• GIVEN PROBLEM A:
In the post on testing a back-end PR with GitHub MCP Server, what value did MCP give the unhappy-path array test data?

• PASSAGE SHOWN:

───

Part 2 of 2 - Part 1: Experimenting with GitHub MCP Server as a Front-End Dev
I'm a front-end developer. I live in components, hooks, UI states, and TypeScript. Back-end logic I understand conceptually, but I don't work in it every day. So when a back-end ticket landed on my plate to QA - with very little context and no testing steps - I felt the usual mix of "I love a challenge" and "I definitely don't know enough for this."
To make it more interesting, the developer who wrote the PR hadn't left any testing steps. The only note was: "Refer to the previous PR - this one amends that." And that developer was busy somewhere else.
How MCP Server helped me untangle it
This was the moment where MCP Server stopped being "a cool tool" and actually changed how I work.
I referenced the PR by number; no cloning needed, no hunting for paths. Then I asked MCP to:
- Review the PR code and description
- Follow any links, including the previously merged PR that did have testing steps
- Pull all of that together into something I, as a front-end developer, could actually understand
What I got back was exactly what I needed.
A clear list of what to set up locally, environment steps and any data I needed to prepare before starting QA. A complete set of test scenarios (happy path, unhappy path, edge cases) with descriptions of how each one should behave. Step-by-step instructions for each scenario that explained not just what to do but why it mattered.
For someone with limited back-end knowledge, that context was gold. It gave me enough confidence to QA the PR properly and feel that my work was actually meaningful, not guessy.
(Though, as you’ll see below, "confident" does not mean "correct.")
When MCP helps and still gets it wrong
Once I'd tested all the scenarios - with Windsurf helping me keep track - I asked MCP to produce a full test report for the back-end developer. The report was clean, structured, and detailed.
But the back-end dev spotted something immediately.
One scenario required test data with an array. For the happy path it needed one or more elements. For the unhappy path it needed to be undefined. MCP initialised the unhappy-path data as [] instead; a subtle but important difference.

───

• GIVEN PROBLEM B:
Rewrite everything in the rows from the line containing "record-counter: 1 of" down to the line containing "question-panel: Type: Additional", swapping "Additional Asset Information" for "Supplementary Asset Information" and leaving all else unchanged. Return only those rows.

[Lines of data]
───

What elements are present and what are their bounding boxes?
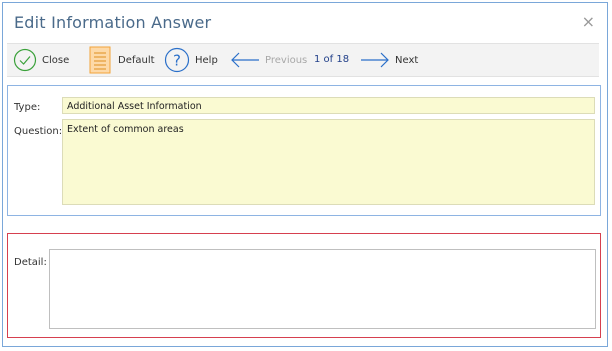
record-counter: 1 of 18 <box>314 54 350 65</box>
svg-text:?: ? <box>173 52 181 70</box>
next-button[interactable]: Next <box>360 44 418 76</box>
next-button-label: Next <box>395 54 419 66</box>
arrow-right-icon <box>361 52 389 68</box>
type-field: Additional Asset Information <box>62 97 595 114</box>
help-button-label: Help <box>195 54 218 66</box>
question-panel: Type: Additional Asset Information Quest… <box>7 85 601 216</box>
help-button[interactable]: ? Help <box>164 44 218 76</box>
type-label: Type: <box>14 102 41 113</box>
question-field: Extent of common areas <box>62 119 595 205</box>
default-button[interactable]: Default <box>89 44 155 76</box>
close-icon[interactable]: × <box>582 14 595 30</box>
arrow-left-icon <box>231 52 259 68</box>
question-circle-icon: ? <box>164 47 190 73</box>
close-button[interactable]: Close <box>13 44 69 76</box>
title-bar: Edit Information Answer × <box>3 3 607 43</box>
close-button-label: Close <box>42 54 70 66</box>
previous-button[interactable]: Previous <box>230 44 307 76</box>
dialog-title: Edit Information Answer <box>14 13 212 32</box>
previous-button-label: Previous <box>265 54 308 66</box>
check-circle-icon <box>13 48 37 72</box>
question-label: Question: <box>14 126 63 137</box>
detail-label: Detail: <box>14 257 47 268</box>
detail-panel: Detail: <box>7 233 601 338</box>
default-button-label: Default <box>118 54 155 66</box>
document-icon <box>89 46 111 74</box>
toolbar: Close Default ? Help Previous 1 of 18 Ne… <box>7 43 599 77</box>
detail-input[interactable] <box>49 249 596 329</box>
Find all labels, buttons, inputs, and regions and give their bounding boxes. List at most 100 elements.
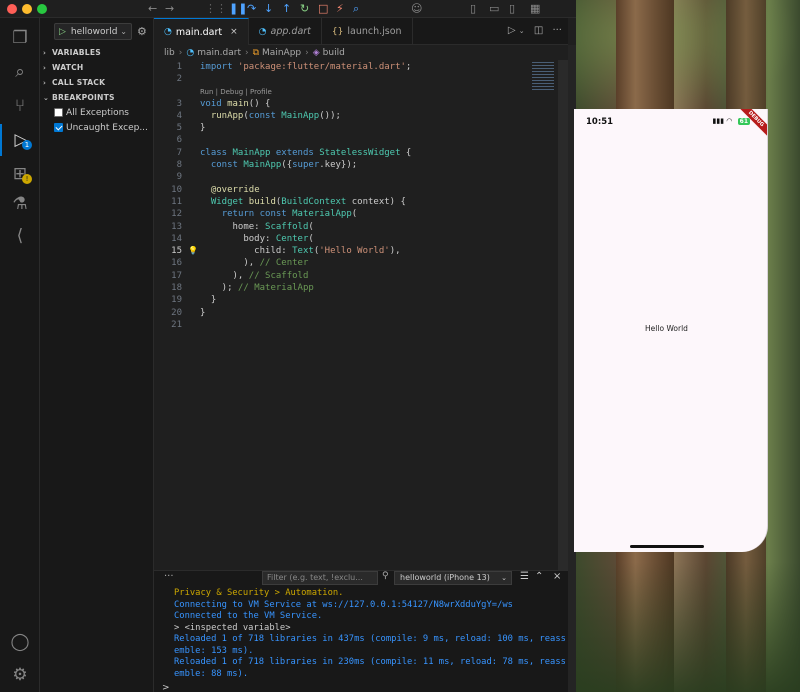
code-line[interactable]: 2 <box>154 73 568 85</box>
step-over-icon[interactable]: ↷ <box>247 2 256 16</box>
breadcrumb-item[interactable]: lib <box>164 48 175 58</box>
pause-icon[interactable]: ❚❚ <box>229 2 247 16</box>
json-file-icon: {} <box>331 26 344 37</box>
chevron-down-icon: ⌄ <box>120 27 127 36</box>
manage-gear-icon[interactable]: ⚙ <box>0 659 40 691</box>
code-line[interactable]: 5} <box>154 122 568 134</box>
close-window-button[interactable] <box>7 4 17 14</box>
toggle-sidebar-icon[interactable]: ▯ <box>470 2 476 16</box>
line-number: 14 <box>171 233 182 244</box>
checkbox[interactable] <box>54 123 63 132</box>
flutter-icon[interactable]: ⟨ <box>0 220 40 252</box>
code-line[interactable]: 9 <box>154 171 568 183</box>
code-line[interactable]: 4 runApp(const MainApp()); <box>154 110 568 122</box>
code-line[interactable]: 21 <box>154 319 568 331</box>
run-config-dropdown[interactable]: ▷ helloworld ⌄ <box>54 23 132 40</box>
code-line[interactable]: 3 void main() { <box>154 98 568 110</box>
section-watch[interactable]: › WATCH <box>40 60 153 75</box>
files-icon[interactable]: ❐ <box>0 22 40 54</box>
search-icon[interactable]: ⌕ <box>0 56 40 88</box>
code-line[interactable]: 12 return const MaterialApp( <box>154 208 568 220</box>
code-line[interactable]: 15 💡 child: Text('Hello World'), <box>154 245 568 257</box>
drag-handle-icon[interactable]: ⋮⋮ <box>205 2 227 16</box>
debug-badge: 1 <box>22 140 32 150</box>
code-line[interactable]: 7 class MainApp extends StatelessWidget { <box>154 147 568 159</box>
play-icon[interactable]: ▷ <box>59 27 66 37</box>
tab-main-dart[interactable]: ◔ main.dart × <box>154 18 249 45</box>
close-icon[interactable]: × <box>230 27 238 37</box>
toggle-panel-icon[interactable]: ▭ <box>489 2 499 16</box>
minimize-window-button[interactable] <box>22 4 32 14</box>
zoom-window-button[interactable] <box>37 4 47 14</box>
line-number: 10 <box>171 184 182 195</box>
console-line: > <inspected variable> <box>174 622 291 633</box>
gear-icon[interactable]: ⚙ <box>137 25 147 38</box>
hot-reload-icon[interactable]: ⚡ <box>336 2 344 16</box>
code-line[interactable]: 10 @override <box>154 184 568 196</box>
run-file-icon[interactable]: ▷ <box>508 25 516 36</box>
restart-icon[interactable]: ↻ <box>300 2 309 16</box>
section-breakpoints[interactable]: ⌄ BREAKPOINTS <box>40 90 153 105</box>
extensions-icon[interactable]: ⊞ ! <box>0 158 40 190</box>
chevron-down-icon[interactable]: ⌄ <box>519 27 525 35</box>
split-editor-icon[interactable]: ◫ <box>534 25 543 36</box>
section-title: BREAKPOINTS <box>52 93 115 102</box>
code-line[interactable]: 13 home: Scaffold( <box>154 221 568 233</box>
code-line[interactable]: 19 } <box>154 294 568 306</box>
customize-layout-icon[interactable]: ▦ <box>530 2 540 16</box>
step-into-icon[interactable]: ↓ <box>264 2 273 16</box>
account-icon[interactable]: ◯ <box>0 626 40 658</box>
forward-arrow-icon[interactable]: → <box>165 2 174 16</box>
breadcrumb-item[interactable]: main.dart <box>197 48 241 58</box>
code-line[interactable]: 18 ); // MaterialApp <box>154 282 568 294</box>
stop-icon[interactable]: □ <box>318 2 328 16</box>
code-line[interactable]: 16 ), // Center <box>154 257 568 269</box>
section-variables[interactable]: › VARIABLES <box>40 45 153 60</box>
code-line[interactable]: 8 const MainApp({super.key}); <box>154 159 568 171</box>
console-filter-input[interactable]: Filter (e.g. text, !exclu... <box>262 571 378 585</box>
filter-icon[interactable]: ⚲ <box>382 571 389 581</box>
console-line: Privacy & Security > Automation. <box>174 588 344 598</box>
breakpoint-all-exceptions[interactable]: All Exceptions <box>40 105 153 120</box>
code-line[interactable]: 20} <box>154 307 568 319</box>
chevron-right-icon: › <box>245 47 249 58</box>
devtools-icon[interactable]: ⌕ <box>353 2 359 16</box>
section-call-stack[interactable]: › CALL STACK <box>40 75 153 90</box>
breakpoint-uncaught-exceptions[interactable]: Uncaught Excep... <box>40 120 153 135</box>
toggle-secondary-sidebar-icon[interactable]: ▯ <box>509 2 515 16</box>
line-number: 8 <box>176 160 182 171</box>
code-line[interactable]: 14 body: Center( <box>154 233 568 245</box>
code-line[interactable]: 1 import 'package:flutter/material.dart'; <box>154 61 568 73</box>
section-title: VARIABLES <box>52 48 101 57</box>
tab-launch-json[interactable]: {} launch.json <box>322 18 413 45</box>
console-input-prompt[interactable]: > <box>162 683 170 692</box>
source-control-icon[interactable]: ⑂ <box>0 90 40 122</box>
breadcrumb-item[interactable]: build <box>323 48 345 58</box>
codelens-run-debug[interactable]: Run | Debug | Profile <box>154 86 568 98</box>
code-text: } <box>200 123 206 134</box>
clear-console-icon[interactable]: ☰ <box>520 571 529 582</box>
code-line[interactable]: 11 Widget build(BuildContext context) { <box>154 196 568 208</box>
debug-session-select[interactable]: helloworld (iPhone 13) ⌄ <box>394 571 512 585</box>
tab-label: app.dart <box>270 26 311 37</box>
tab-app-dart[interactable]: ◔ app.dart <box>249 18 322 45</box>
code-editor[interactable]: 1 import 'package:flutter/material.dart';… <box>154 61 568 331</box>
maximize-panel-icon[interactable]: ⌃ <box>535 571 543 582</box>
code-line[interactable]: 17 ), // Scaffold <box>154 270 568 282</box>
step-out-icon[interactable]: ↑ <box>282 2 291 16</box>
line-number: 15 <box>171 246 182 257</box>
home-indicator[interactable] <box>630 545 704 548</box>
editor-scrollbar[interactable] <box>558 60 568 570</box>
debug-icon[interactable]: ▷ 1 <box>0 124 40 156</box>
copilot-icon[interactable]: ☺ <box>411 2 422 16</box>
more-actions-icon[interactable]: ··· <box>552 25 562 36</box>
checkbox[interactable] <box>54 108 63 117</box>
more-icon[interactable]: ··· <box>164 571 174 582</box>
minimap[interactable] <box>532 62 554 92</box>
code-line[interactable]: 6 <box>154 134 568 146</box>
lightbulb-icon[interactable]: 💡 <box>188 245 198 257</box>
close-panel-icon[interactable]: × <box>553 571 561 582</box>
back-arrow-icon[interactable]: ← <box>148 2 157 16</box>
flask-icon[interactable]: ⚗ <box>0 188 40 220</box>
breadcrumb-item[interactable]: MainApp <box>262 48 301 58</box>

───

• PROBLEM SOLUTION A:
It set the data to an empty array, [], instead of leaving it undefined.

• PROBLEM SOLUTION B:
record-counter: 1 of 18 <box>314 54 350 65</box>
svg-text:?: ? <box>173 52 181 70</box>
next-button[interactable]: Next <box>360 44 418 76</box>
next-button-label: Next <box>395 54 419 66</box>
arrow-right-icon <box>361 52 389 68</box>
type-field: Supplementary Asset Information <box>62 97 595 114</box>
help-button-label: Help <box>195 54 218 66</box>
question-panel: Type: Supplementary Asset Information Quest… <box>7 85 601 216</box>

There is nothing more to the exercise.